▸ To be done
Copy out each line of the listing that has the word "Ερμούπολης" in it.

═════ Given information

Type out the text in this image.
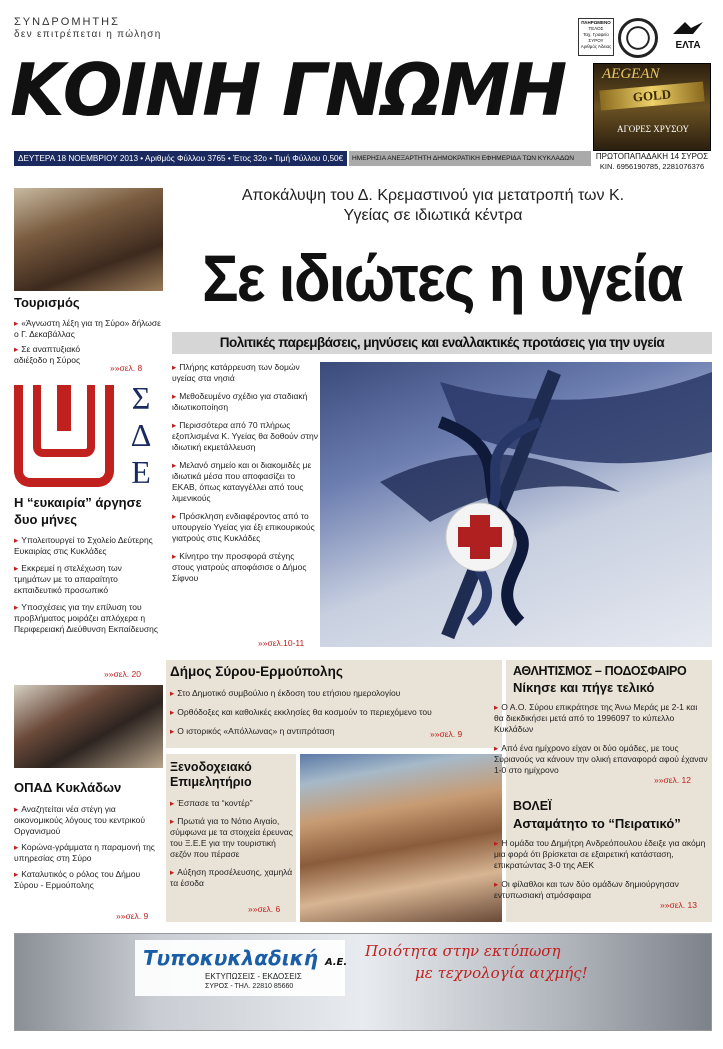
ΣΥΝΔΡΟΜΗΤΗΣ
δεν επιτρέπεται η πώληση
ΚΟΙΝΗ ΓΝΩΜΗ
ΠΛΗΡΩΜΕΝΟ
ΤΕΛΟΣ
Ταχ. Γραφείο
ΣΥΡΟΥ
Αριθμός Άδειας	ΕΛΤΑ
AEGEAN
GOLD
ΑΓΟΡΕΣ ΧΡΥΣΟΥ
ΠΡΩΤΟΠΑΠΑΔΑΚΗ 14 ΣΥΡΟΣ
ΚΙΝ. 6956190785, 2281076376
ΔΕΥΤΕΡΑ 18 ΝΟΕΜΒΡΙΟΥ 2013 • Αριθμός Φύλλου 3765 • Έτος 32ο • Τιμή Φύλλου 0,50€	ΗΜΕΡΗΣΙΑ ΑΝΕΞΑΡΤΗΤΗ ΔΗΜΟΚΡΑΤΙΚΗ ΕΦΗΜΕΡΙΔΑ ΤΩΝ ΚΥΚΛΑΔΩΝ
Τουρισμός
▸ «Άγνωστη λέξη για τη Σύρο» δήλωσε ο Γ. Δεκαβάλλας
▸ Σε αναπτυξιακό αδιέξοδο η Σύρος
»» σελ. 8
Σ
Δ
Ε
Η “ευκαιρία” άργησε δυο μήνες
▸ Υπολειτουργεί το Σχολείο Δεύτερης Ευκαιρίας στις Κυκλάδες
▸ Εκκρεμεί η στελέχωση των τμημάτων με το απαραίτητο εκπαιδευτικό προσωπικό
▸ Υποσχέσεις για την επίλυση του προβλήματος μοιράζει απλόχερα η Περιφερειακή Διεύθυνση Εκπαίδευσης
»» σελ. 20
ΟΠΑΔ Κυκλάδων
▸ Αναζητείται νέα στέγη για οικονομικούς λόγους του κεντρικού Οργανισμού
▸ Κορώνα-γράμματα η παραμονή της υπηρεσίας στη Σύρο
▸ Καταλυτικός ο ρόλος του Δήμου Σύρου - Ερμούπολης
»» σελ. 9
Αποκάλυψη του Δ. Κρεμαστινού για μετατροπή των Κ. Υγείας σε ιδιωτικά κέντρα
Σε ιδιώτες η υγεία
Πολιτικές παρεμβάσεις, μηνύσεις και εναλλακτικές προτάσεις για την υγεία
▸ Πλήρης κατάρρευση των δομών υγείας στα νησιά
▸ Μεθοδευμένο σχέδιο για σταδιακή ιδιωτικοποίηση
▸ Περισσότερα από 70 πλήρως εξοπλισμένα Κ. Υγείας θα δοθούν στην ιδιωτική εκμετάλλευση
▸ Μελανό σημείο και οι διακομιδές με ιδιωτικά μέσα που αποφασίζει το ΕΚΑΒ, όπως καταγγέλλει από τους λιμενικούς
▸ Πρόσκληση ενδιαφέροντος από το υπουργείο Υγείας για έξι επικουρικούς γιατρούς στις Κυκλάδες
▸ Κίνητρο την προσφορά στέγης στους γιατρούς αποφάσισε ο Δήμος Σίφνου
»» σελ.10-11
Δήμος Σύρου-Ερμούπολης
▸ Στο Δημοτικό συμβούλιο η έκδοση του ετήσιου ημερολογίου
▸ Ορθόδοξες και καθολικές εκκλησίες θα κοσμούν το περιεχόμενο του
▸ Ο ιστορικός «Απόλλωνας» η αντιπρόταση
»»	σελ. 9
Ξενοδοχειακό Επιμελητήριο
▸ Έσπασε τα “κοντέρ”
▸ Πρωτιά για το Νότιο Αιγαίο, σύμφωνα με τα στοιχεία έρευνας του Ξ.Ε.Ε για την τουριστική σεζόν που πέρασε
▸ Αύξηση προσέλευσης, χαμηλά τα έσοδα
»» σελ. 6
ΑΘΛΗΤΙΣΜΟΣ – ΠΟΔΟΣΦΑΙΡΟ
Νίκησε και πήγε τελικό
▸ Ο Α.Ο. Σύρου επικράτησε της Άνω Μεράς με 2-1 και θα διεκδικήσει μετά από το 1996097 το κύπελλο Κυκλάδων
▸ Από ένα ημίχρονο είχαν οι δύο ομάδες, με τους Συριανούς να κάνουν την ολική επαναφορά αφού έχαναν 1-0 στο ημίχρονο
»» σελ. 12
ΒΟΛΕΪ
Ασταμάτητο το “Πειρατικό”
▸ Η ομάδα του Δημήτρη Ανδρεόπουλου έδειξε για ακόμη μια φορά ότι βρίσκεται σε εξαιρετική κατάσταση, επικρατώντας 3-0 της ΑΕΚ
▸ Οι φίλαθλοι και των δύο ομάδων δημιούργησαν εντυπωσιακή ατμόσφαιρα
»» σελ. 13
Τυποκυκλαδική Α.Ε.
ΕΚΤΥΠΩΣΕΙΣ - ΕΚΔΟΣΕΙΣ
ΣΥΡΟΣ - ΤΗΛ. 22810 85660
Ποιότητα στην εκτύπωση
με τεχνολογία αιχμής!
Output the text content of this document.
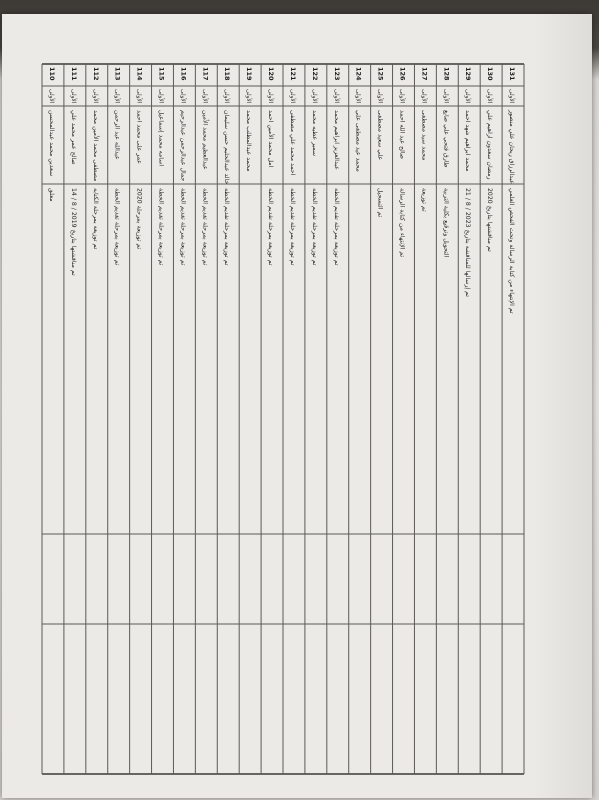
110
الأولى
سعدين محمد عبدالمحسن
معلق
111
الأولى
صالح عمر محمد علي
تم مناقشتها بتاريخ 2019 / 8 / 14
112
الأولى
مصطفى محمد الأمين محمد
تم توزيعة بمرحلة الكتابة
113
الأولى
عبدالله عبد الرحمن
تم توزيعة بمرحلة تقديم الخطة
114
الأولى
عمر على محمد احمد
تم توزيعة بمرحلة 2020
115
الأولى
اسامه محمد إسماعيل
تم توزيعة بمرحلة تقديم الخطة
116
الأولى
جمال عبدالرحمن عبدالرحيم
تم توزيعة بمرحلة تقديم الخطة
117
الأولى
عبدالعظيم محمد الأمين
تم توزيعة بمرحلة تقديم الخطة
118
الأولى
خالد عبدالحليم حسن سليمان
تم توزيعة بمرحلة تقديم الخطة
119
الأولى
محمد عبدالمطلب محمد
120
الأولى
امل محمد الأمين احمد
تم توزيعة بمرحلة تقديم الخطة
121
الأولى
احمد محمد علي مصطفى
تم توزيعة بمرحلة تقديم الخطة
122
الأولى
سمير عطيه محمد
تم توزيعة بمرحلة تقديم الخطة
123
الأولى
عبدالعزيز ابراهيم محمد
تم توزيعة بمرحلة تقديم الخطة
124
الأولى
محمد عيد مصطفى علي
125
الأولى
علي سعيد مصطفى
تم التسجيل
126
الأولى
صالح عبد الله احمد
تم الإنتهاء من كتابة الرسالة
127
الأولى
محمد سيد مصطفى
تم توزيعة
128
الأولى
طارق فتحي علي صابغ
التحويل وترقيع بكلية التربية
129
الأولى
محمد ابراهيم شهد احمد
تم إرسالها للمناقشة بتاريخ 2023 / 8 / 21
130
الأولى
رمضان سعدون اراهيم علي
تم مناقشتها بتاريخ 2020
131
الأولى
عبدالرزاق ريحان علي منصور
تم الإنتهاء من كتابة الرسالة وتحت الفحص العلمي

══════════
═════ Given information

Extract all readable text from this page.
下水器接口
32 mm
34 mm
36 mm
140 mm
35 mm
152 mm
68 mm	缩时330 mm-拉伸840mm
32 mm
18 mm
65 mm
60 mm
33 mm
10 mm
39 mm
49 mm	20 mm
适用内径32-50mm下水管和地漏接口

══════════

▸ Result below
▸ Καταλυτικός ο ρόλος του Δήμου Σύρου - Ερμούπολης
Δήμος Σύρου-Ερμούπολης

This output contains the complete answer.